:: Task directions ::
Your answer is a single number: how many lines hold the word "title"?

:: Stored data ::
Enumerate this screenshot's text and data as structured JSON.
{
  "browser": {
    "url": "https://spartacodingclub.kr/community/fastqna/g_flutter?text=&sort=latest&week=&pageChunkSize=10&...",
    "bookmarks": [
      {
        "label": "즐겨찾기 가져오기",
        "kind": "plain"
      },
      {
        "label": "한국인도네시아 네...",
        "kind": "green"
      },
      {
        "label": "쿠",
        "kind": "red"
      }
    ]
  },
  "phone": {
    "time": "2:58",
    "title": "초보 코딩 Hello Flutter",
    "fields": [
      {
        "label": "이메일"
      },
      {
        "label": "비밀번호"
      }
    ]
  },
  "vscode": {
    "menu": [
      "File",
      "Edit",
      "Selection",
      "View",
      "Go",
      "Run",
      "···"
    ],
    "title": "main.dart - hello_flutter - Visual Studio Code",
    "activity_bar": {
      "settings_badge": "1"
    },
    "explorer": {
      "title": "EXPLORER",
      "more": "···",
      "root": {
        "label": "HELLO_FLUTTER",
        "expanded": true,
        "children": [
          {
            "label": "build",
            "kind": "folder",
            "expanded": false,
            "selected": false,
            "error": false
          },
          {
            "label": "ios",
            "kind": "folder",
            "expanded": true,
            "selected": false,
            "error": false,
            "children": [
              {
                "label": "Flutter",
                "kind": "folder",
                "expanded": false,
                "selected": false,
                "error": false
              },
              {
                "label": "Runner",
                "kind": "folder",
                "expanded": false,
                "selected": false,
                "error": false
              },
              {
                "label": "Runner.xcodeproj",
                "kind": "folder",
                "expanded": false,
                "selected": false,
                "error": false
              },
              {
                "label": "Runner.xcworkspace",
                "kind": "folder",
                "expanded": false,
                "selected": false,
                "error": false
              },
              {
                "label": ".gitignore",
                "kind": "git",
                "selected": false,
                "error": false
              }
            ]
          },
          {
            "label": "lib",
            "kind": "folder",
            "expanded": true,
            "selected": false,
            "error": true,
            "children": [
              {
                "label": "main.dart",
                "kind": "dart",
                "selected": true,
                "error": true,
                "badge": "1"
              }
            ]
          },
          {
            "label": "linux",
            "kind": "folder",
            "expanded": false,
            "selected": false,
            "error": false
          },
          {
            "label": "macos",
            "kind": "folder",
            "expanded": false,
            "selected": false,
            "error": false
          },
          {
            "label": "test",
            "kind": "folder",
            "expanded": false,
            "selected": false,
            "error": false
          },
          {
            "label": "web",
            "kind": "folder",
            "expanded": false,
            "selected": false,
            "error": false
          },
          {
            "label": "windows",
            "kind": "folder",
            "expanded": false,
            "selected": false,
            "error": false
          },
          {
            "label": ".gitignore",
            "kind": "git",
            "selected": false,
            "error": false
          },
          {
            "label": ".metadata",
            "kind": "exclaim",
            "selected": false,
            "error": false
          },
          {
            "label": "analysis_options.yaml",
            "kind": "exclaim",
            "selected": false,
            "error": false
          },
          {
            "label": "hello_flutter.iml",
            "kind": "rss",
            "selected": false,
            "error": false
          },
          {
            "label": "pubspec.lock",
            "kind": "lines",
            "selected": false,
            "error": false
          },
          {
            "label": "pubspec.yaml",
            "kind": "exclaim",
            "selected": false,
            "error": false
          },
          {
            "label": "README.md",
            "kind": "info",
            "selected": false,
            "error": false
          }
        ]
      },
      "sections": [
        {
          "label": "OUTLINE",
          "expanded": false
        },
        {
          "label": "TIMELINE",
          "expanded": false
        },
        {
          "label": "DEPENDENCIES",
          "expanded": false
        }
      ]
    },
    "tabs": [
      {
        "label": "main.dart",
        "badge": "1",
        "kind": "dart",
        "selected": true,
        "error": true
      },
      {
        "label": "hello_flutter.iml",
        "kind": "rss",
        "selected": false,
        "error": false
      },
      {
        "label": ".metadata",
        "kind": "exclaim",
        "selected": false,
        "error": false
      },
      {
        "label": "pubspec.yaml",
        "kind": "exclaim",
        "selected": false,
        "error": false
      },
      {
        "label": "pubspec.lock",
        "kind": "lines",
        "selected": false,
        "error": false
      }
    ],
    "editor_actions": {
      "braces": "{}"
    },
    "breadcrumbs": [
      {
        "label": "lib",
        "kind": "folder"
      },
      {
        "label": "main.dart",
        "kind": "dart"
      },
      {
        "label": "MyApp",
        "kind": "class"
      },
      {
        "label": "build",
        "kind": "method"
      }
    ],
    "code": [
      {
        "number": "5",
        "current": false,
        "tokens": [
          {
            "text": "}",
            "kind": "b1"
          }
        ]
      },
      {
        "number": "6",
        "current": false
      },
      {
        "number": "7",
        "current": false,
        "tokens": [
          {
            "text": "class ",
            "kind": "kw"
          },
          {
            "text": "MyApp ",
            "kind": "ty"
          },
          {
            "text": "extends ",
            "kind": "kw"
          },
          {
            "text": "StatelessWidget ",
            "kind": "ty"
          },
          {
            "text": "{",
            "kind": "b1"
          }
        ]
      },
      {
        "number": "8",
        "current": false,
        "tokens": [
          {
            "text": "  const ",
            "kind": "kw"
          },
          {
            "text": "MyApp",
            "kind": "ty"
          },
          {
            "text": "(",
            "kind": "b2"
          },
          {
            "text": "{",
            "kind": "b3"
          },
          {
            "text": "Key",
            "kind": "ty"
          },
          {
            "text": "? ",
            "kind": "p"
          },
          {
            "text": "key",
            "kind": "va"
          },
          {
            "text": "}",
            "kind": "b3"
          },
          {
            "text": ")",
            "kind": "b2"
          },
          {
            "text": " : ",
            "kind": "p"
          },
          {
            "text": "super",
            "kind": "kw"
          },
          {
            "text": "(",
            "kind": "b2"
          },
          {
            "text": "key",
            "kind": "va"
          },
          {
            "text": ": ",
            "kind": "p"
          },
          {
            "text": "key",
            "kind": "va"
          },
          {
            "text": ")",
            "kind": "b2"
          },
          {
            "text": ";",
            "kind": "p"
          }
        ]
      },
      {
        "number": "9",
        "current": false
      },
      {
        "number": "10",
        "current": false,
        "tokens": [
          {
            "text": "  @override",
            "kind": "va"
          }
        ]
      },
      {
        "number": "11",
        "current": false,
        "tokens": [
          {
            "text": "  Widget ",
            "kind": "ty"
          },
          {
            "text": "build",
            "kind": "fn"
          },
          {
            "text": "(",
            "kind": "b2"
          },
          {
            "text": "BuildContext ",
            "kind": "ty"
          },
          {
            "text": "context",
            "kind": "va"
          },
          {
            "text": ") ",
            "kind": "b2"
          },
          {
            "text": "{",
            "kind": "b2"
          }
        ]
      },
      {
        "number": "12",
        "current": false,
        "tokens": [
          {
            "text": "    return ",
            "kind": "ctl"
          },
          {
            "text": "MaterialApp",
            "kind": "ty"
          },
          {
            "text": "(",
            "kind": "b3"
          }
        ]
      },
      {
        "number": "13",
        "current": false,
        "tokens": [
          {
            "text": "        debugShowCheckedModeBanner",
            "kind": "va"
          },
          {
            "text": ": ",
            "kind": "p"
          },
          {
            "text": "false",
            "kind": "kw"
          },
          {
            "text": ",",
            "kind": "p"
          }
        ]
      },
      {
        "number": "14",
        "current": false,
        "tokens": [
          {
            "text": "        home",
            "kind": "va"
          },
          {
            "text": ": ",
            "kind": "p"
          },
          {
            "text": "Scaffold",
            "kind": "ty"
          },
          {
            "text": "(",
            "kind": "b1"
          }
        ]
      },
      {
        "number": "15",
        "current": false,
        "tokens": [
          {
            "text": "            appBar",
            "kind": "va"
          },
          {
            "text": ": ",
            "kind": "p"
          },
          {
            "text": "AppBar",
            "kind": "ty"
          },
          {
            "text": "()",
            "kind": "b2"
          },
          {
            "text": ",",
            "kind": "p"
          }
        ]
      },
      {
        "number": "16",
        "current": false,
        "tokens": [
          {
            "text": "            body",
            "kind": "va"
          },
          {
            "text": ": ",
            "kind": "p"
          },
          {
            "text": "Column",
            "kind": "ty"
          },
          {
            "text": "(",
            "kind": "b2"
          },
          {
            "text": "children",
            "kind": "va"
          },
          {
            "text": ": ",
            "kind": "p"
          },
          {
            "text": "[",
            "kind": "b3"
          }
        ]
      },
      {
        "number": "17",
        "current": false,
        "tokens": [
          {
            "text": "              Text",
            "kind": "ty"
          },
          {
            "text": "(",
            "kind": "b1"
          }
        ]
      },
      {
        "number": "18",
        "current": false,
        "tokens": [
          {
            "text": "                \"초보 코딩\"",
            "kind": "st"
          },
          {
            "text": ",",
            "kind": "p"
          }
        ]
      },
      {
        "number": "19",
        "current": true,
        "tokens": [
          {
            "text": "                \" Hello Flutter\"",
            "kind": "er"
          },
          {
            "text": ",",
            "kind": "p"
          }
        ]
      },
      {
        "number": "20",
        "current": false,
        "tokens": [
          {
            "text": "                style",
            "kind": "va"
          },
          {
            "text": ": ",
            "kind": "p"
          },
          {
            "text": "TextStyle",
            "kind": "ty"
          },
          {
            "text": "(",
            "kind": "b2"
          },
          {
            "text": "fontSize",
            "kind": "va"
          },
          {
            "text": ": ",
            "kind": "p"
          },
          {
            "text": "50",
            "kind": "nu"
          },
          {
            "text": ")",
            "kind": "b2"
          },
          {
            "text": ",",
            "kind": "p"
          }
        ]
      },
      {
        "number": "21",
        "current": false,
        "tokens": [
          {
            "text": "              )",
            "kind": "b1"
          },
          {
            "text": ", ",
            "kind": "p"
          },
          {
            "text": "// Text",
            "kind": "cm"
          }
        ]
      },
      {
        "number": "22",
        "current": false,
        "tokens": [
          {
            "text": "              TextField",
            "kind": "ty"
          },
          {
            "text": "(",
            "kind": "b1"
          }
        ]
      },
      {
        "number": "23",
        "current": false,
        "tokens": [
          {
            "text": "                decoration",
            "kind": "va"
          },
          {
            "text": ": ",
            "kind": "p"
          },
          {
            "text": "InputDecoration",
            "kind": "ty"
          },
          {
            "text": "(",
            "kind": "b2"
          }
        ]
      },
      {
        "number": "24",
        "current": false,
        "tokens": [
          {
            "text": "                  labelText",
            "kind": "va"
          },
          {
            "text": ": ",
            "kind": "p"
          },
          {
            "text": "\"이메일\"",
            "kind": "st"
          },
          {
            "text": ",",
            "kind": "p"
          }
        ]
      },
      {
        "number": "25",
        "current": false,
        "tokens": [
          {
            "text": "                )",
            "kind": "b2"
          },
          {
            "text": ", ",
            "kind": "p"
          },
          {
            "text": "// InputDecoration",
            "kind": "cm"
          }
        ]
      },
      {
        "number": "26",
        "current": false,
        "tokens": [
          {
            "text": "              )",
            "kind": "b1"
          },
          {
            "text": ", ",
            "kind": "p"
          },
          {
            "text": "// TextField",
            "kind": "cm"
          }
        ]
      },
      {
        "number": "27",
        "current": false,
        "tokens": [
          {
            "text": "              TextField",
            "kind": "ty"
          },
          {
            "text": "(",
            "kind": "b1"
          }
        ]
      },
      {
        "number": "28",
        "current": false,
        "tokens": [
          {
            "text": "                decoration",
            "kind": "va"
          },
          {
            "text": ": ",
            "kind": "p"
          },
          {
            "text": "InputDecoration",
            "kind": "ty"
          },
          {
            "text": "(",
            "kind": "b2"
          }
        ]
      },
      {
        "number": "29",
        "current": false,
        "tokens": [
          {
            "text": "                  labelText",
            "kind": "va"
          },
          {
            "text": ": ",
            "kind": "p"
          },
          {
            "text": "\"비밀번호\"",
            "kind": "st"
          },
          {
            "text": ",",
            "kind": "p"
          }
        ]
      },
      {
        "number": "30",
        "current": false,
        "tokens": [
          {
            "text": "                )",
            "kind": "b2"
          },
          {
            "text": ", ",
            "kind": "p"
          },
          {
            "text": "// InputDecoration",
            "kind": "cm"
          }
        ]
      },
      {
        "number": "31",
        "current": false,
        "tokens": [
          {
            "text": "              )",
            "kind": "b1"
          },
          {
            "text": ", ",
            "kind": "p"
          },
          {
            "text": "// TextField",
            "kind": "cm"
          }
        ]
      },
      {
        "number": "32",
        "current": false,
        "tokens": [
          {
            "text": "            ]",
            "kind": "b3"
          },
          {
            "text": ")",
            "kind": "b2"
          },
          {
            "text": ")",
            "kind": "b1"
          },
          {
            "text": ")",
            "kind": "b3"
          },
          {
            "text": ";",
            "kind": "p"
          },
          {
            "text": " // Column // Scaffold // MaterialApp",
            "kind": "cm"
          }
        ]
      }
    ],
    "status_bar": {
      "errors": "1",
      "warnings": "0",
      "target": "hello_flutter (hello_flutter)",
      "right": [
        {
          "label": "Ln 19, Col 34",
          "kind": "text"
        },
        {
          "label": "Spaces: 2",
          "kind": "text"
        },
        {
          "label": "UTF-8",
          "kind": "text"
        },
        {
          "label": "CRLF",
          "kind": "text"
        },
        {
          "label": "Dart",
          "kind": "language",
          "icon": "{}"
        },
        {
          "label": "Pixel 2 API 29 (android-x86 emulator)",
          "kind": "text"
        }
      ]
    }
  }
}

:: The response ::
3